## What the task requires
Quote the listing below in full and exactly as written, but omit every picture.
--- Material provided ---
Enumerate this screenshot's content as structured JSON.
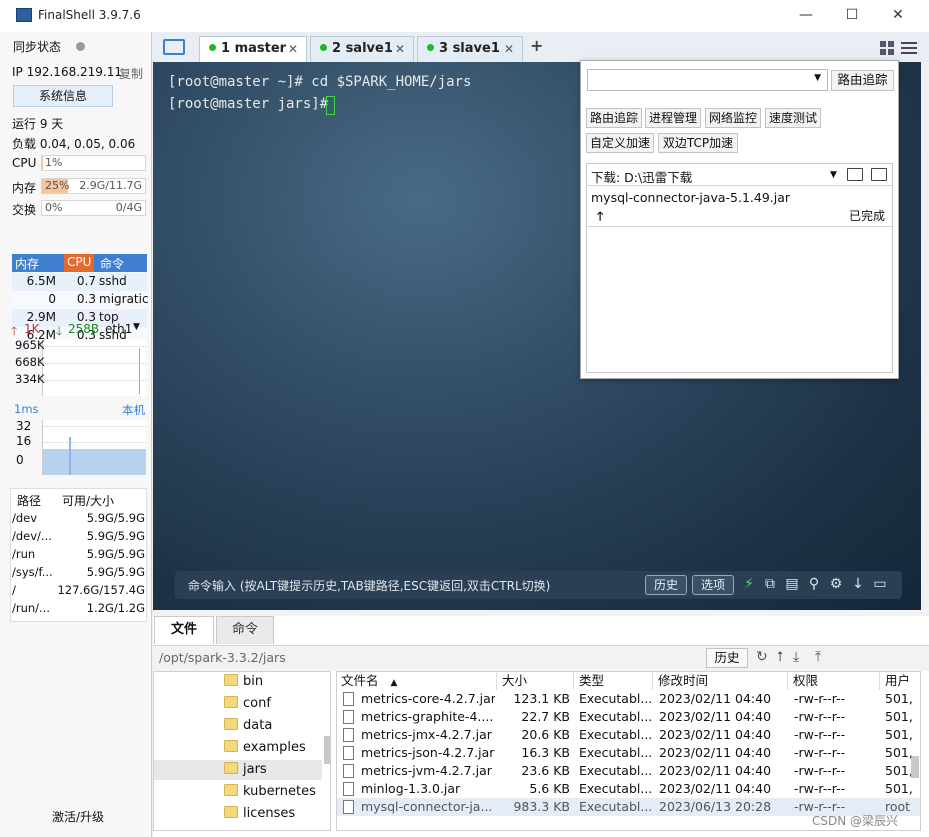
{
  "window": {
    "title": "FinalShell 3.9.7.6",
    "minimize": "—",
    "maximize": "☐",
    "close": "✕"
  },
  "sidebar": {
    "sync_label": "同步状态",
    "ip": "IP 192.168.219.11",
    "copy": "复制",
    "sysinfo_button": "系统信息",
    "uptime": "运行 9 天",
    "load": "负载 0.04, 0.05, 0.06",
    "cpu_label": "CPU",
    "cpu_value": "1%",
    "cpu_level": 0.01,
    "mem_label": "内存",
    "mem_percent": "25%",
    "mem_value": "2.9G/11.7G",
    "mem_level": 0.25,
    "swap_label": "交换",
    "swap_percent": "0%",
    "swap_value": "0/4G",
    "proc_headers": [
      "内存",
      "CPU",
      "命令"
    ],
    "processes": [
      {
        "mem": "6.5M",
        "cpu": "0.7",
        "cmd": "sshd"
      },
      {
        "mem": "0",
        "cpu": "0.3",
        "cmd": "migratic"
      },
      {
        "mem": "2.9M",
        "cpu": "0.3",
        "cmd": "top"
      },
      {
        "mem": "6.2M",
        "cpu": "0.3",
        "cmd": "sshd"
      }
    ],
    "net_up": "1K",
    "net_down": "258B",
    "net_iface": "eth1",
    "net_scale": [
      "965K",
      "668K",
      "334K"
    ],
    "ping_label": "1ms",
    "ping_host": "本机",
    "ping_scale": [
      "32",
      "16",
      "0"
    ],
    "disk_headers": [
      "路径",
      "可用/大小"
    ],
    "disks": [
      {
        "path": "/dev",
        "size": "5.9G/5.9G"
      },
      {
        "path": "/dev/...",
        "size": "5.9G/5.9G"
      },
      {
        "path": "/run",
        "size": "5.9G/5.9G"
      },
      {
        "path": "/sys/f...",
        "size": "5.9G/5.9G"
      },
      {
        "path": "/",
        "size": "127.6G/157.4G"
      },
      {
        "path": "/run/...",
        "size": "1.2G/1.2G"
      }
    ],
    "activate": "激活/升级"
  },
  "tabs": [
    {
      "label": "1 master",
      "active": true
    },
    {
      "label": "2 salve1",
      "active": false
    },
    {
      "label": "3 slave1",
      "active": false
    }
  ],
  "tab_add": "+",
  "terminal": {
    "lines": [
      "[root@master ~]# cd $SPARK_HOME/jars",
      "[root@master jars]# "
    ],
    "cmd_hint": "命令输入 (按ALT键提示历史,TAB键路径,ESC键返回,双击CTRL切换)",
    "history_btn": "历史",
    "options_btn": "选项"
  },
  "popup": {
    "route_btn": "路由追踪",
    "tools": [
      "路由追踪",
      "进程管理",
      "网络监控",
      "速度测试",
      "自定义加速",
      "双边TCP加速"
    ],
    "download_label": "下载: D:\\迅雷下载",
    "download_file": "mysql-connector-java-5.1.49.jar",
    "download_status": "已完成"
  },
  "bottom": {
    "tabs": [
      "文件",
      "命令"
    ],
    "path": "/opt/spark-3.3.2/jars",
    "history_btn": "历史",
    "tree": [
      "bin",
      "conf",
      "data",
      "examples",
      "jars",
      "kubernetes",
      "licenses"
    ],
    "file_headers": [
      "文件名",
      "大小",
      "类型",
      "修改时间",
      "权限",
      "用户"
    ],
    "files": [
      {
        "name": "metrics-core-4.2.7.jar",
        "size": "123.1 KB",
        "type": "Executabl...",
        "mtime": "2023/02/11 04:40",
        "perm": "-rw-r--r--",
        "user": "501,"
      },
      {
        "name": "metrics-graphite-4....",
        "size": "22.7 KB",
        "type": "Executabl...",
        "mtime": "2023/02/11 04:40",
        "perm": "-rw-r--r--",
        "user": "501,"
      },
      {
        "name": "metrics-jmx-4.2.7.jar",
        "size": "20.6 KB",
        "type": "Executabl...",
        "mtime": "2023/02/11 04:40",
        "perm": "-rw-r--r--",
        "user": "501,"
      },
      {
        "name": "metrics-json-4.2.7.jar",
        "size": "16.3 KB",
        "type": "Executabl...",
        "mtime": "2023/02/11 04:40",
        "perm": "-rw-r--r--",
        "user": "501,"
      },
      {
        "name": "metrics-jvm-4.2.7.jar",
        "size": "23.6 KB",
        "type": "Executabl...",
        "mtime": "2023/02/11 04:40",
        "perm": "-rw-r--r--",
        "user": "501,"
      },
      {
        "name": "minlog-1.3.0.jar",
        "size": "5.6 KB",
        "type": "Executabl...",
        "mtime": "2023/02/11 04:40",
        "perm": "-rw-r--r--",
        "user": "501,"
      },
      {
        "name": "mysql-connector-ja...",
        "size": "983.3 KB",
        "type": "Executabl...",
        "mtime": "2023/06/13 20:28",
        "perm": "-rw-r--r--",
        "user": "root"
      }
    ]
  },
  "watermark": "CSDN @梁辰兴"
}
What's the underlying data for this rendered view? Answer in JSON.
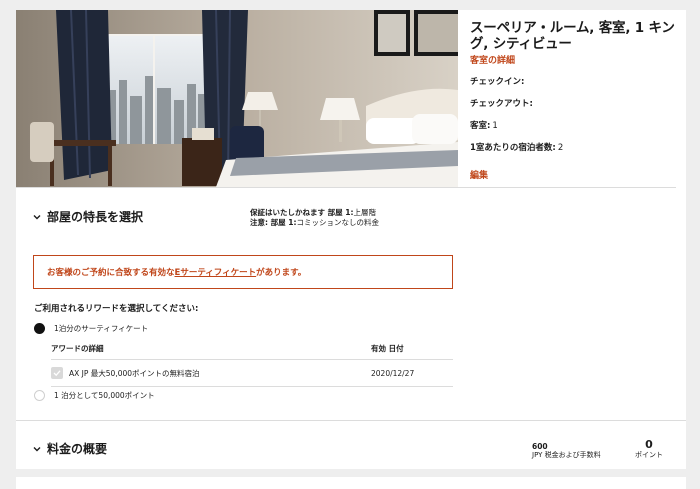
---
## The reply
Enumerate this screenshot's content as structured JSON.
{
  "window": {
    "title": "FinalShell 3.9.7.6",
    "minimize": "—",
    "maximize": "☐",
    "close": "✕"
  },
  "sidebar": {
    "sync_label": "同步状态",
    "ip": "IP 192.168.219.11",
    "copy": "复制",
    "sysinfo_button": "系统信息",
    "uptime": "运行 9 天",
    "load": "负载 0.04, 0.05, 0.06",
    "cpu_label": "CPU",
    "cpu_value": "1%",
    "cpu_level": 0.01,
    "mem_label": "内存",
    "mem_percent": "25%",
    "mem_value": "2.9G/11.7G",
    "mem_level": 0.25,
    "swap_label": "交换",
    "swap_percent": "0%",
    "swap_value": "0/4G",
    "proc_headers": [
      "内存",
      "CPU",
      "命令"
    ],
    "processes": [
      {
        "mem": "6.5M",
        "cpu": "0.7",
        "cmd": "sshd"
      },
      {
        "mem": "0",
        "cpu": "0.3",
        "cmd": "migratic"
      },
      {
        "mem": "2.9M",
        "cpu": "0.3",
        "cmd": "top"
      },
      {
        "mem": "6.2M",
        "cpu": "0.3",
        "cmd": "sshd"
      }
    ],
    "net_up": "1K",
    "net_down": "258B",
    "net_iface": "eth1",
    "net_scale": [
      "965K",
      "668K",
      "334K"
    ],
    "ping_label": "1ms",
    "ping_host": "本机",
    "ping_scale": [
      "32",
      "16",
      "0"
    ],
    "disk_headers": [
      "路径",
      "可用/大小"
    ],
    "disks": [
      {
        "path": "/dev",
        "size": "5.9G/5.9G"
      },
      {
        "path": "/dev/...",
        "size": "5.9G/5.9G"
      },
      {
        "path": "/run",
        "size": "5.9G/5.9G"
      },
      {
        "path": "/sys/f...",
        "size": "5.9G/5.9G"
      },
      {
        "path": "/",
        "size": "127.6G/157.4G"
      },
      {
        "path": "/run/...",
        "size": "1.2G/1.2G"
      }
    ],
    "activate": "激活/升级"
  },
  "tabs": [
    {
      "label": "1 master",
      "active": true
    },
    {
      "label": "2 salve1",
      "active": false
    },
    {
      "label": "3 slave1",
      "active": false
    }
  ],
  "tab_add": "+",
  "terminal": {
    "lines": [
      "[root@master ~]# cd $SPARK_HOME/jars",
      "[root@master jars]# "
    ],
    "cmd_hint": "命令输入 (按ALT键提示历史,TAB键路径,ESC键返回,双击CTRL切换)",
    "history_btn": "历史",
    "options_btn": "选项"
  },
  "popup": {
    "route_btn": "路由追踪",
    "tools": [
      "路由追踪",
      "进程管理",
      "网络监控",
      "速度测试",
      "自定义加速",
      "双边TCP加速"
    ],
    "download_label": "下载: D:\\迅雷下载",
    "download_file": "mysql-connector-java-5.1.49.jar",
    "download_status": "已完成"
  },
  "bottom": {
    "tabs": [
      "文件",
      "命令"
    ],
    "path": "/opt/spark-3.3.2/jars",
    "history_btn": "历史",
    "tree": [
      "bin",
      "conf",
      "data",
      "examples",
      "jars",
      "kubernetes",
      "licenses"
    ],
    "file_headers": [
      "文件名",
      "大小",
      "类型",
      "修改时间",
      "权限",
      "用户"
    ],
    "files": [
      {
        "name": "metrics-core-4.2.7.jar",
        "size": "123.1 KB",
        "type": "Executabl...",
        "mtime": "2023/02/11 04:40",
        "perm": "-rw-r--r--",
        "user": "501,"
      },
      {
        "name": "metrics-graphite-4....",
        "size": "22.7 KB",
        "type": "Executabl...",
        "mtime": "2023/02/11 04:40",
        "perm": "-rw-r--r--",
        "user": "501,"
      },
      {
        "name": "metrics-jmx-4.2.7.jar",
        "size": "20.6 KB",
        "type": "Executabl...",
        "mtime": "2023/02/11 04:40",
        "perm": "-rw-r--r--",
        "user": "501,"
      },
      {
        "name": "metrics-json-4.2.7.jar",
        "size": "16.3 KB",
        "type": "Executabl...",
        "mtime": "2023/02/11 04:40",
        "perm": "-rw-r--r--",
        "user": "501,"
      },
      {
        "name": "metrics-jvm-4.2.7.jar",
        "size": "23.6 KB",
        "type": "Executabl...",
        "mtime": "2023/02/11 04:40",
        "perm": "-rw-r--r--",
        "user": "501,"
      },
      {
        "name": "minlog-1.3.0.jar",
        "size": "5.6 KB",
        "type": "Executabl...",
        "mtime": "2023/02/11 04:40",
        "perm": "-rw-r--r--",
        "user": "501,"
      },
      {
        "name": "mysql-connector-ja...",
        "size": "983.3 KB",
        "type": "Executabl...",
        "mtime": "2023/06/13 20:28",
        "perm": "-rw-r--r--",
        "user": "root"
      }
    ]
  },
  "watermark": "CSDN @梁辰兴"
}
What's the underlying data for this rendered view? Answer in JSON.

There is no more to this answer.